-- GOAL OF THE EXERCISE --
Track down each line that has the word "аппарата" and copy it.

Saved entries
■ ■ ■ ■ ■
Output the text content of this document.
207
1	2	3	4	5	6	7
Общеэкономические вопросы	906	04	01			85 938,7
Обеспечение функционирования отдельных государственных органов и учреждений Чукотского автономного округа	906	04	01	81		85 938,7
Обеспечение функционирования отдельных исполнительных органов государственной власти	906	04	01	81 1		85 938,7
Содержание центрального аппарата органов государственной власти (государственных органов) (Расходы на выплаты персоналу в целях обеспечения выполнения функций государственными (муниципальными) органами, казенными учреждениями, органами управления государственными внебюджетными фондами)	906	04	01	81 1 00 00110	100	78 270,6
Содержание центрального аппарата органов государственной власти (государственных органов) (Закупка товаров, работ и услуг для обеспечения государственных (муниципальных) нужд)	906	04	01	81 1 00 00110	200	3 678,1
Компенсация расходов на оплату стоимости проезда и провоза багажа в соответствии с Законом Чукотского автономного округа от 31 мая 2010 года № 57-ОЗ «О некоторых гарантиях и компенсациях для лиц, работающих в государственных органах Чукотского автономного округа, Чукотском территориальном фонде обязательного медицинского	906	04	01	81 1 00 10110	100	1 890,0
■ ■ ■ ■ ■
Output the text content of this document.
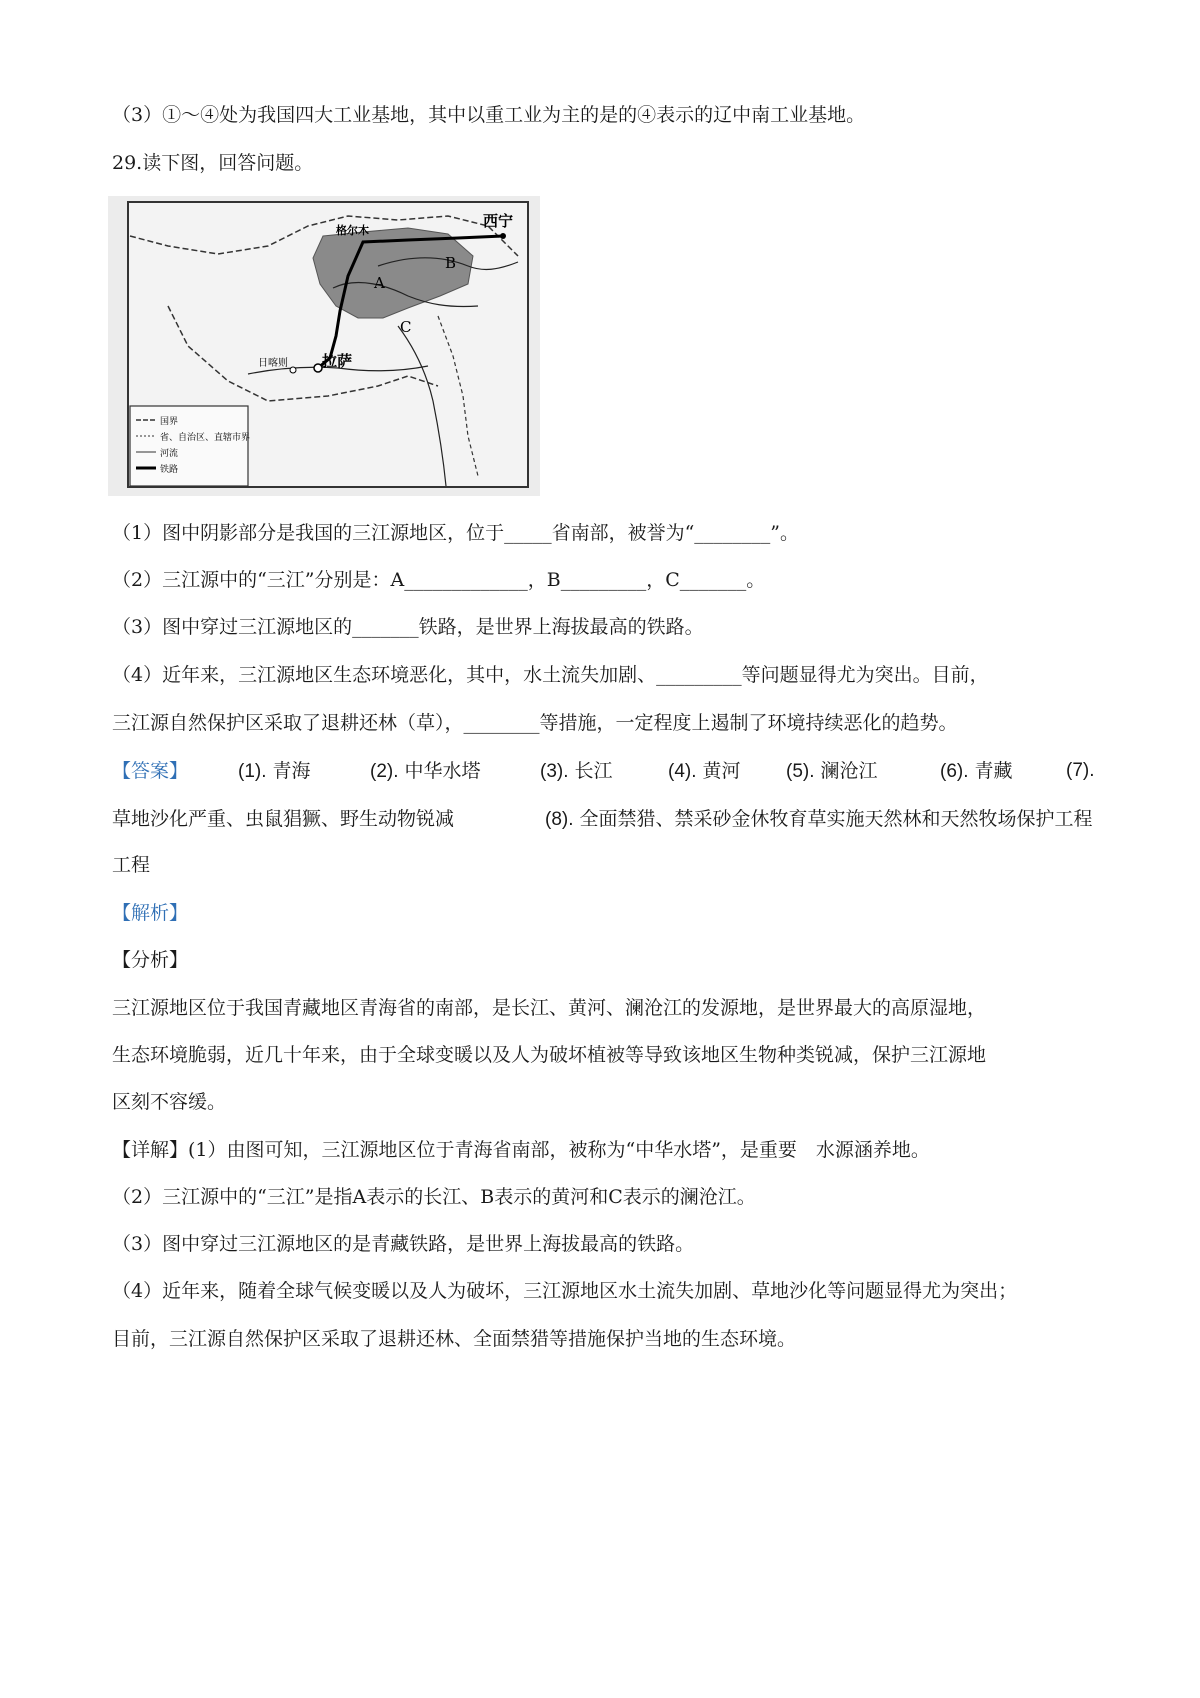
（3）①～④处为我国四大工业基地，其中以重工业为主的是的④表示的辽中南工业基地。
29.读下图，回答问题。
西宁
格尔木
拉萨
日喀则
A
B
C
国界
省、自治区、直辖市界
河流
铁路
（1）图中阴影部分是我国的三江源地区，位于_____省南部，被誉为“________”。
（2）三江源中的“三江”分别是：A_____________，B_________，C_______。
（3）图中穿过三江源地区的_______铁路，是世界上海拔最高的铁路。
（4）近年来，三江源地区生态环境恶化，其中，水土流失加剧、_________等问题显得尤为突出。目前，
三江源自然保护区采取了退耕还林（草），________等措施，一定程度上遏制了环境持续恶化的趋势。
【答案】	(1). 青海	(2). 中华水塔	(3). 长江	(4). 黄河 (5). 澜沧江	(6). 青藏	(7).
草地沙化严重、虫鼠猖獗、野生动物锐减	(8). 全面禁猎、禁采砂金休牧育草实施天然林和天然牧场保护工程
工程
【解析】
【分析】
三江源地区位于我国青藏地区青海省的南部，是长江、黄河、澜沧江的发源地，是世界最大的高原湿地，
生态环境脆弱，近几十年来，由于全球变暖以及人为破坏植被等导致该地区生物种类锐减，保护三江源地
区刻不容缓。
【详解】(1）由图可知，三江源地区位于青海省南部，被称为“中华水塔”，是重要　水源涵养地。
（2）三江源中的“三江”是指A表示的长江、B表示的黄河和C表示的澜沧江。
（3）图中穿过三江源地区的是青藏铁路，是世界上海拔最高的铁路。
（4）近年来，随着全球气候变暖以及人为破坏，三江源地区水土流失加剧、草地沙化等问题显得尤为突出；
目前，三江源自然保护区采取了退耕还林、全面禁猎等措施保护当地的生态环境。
■ ■ ■ ■ ■
-- ANSWER TO THIS TASK --
Содержание центрального аппарата органов государственной власти (государственных органов) (Расходы на выплаты персоналу в целях обеспечения выполнения функций государственными (муниципальными) органами, казенными учреждениями, органами управления государственными внебюджетными фондами)	906	04	01	81 1 00 00110	100	78 270,6
Содержание центрального аппарата органов государственной власти (государственных органов) (Закупка товаров, работ и услуг для обеспечения государственных (муниципальных) нужд)	906	04	01	81 1 00 00110	200	3 678,1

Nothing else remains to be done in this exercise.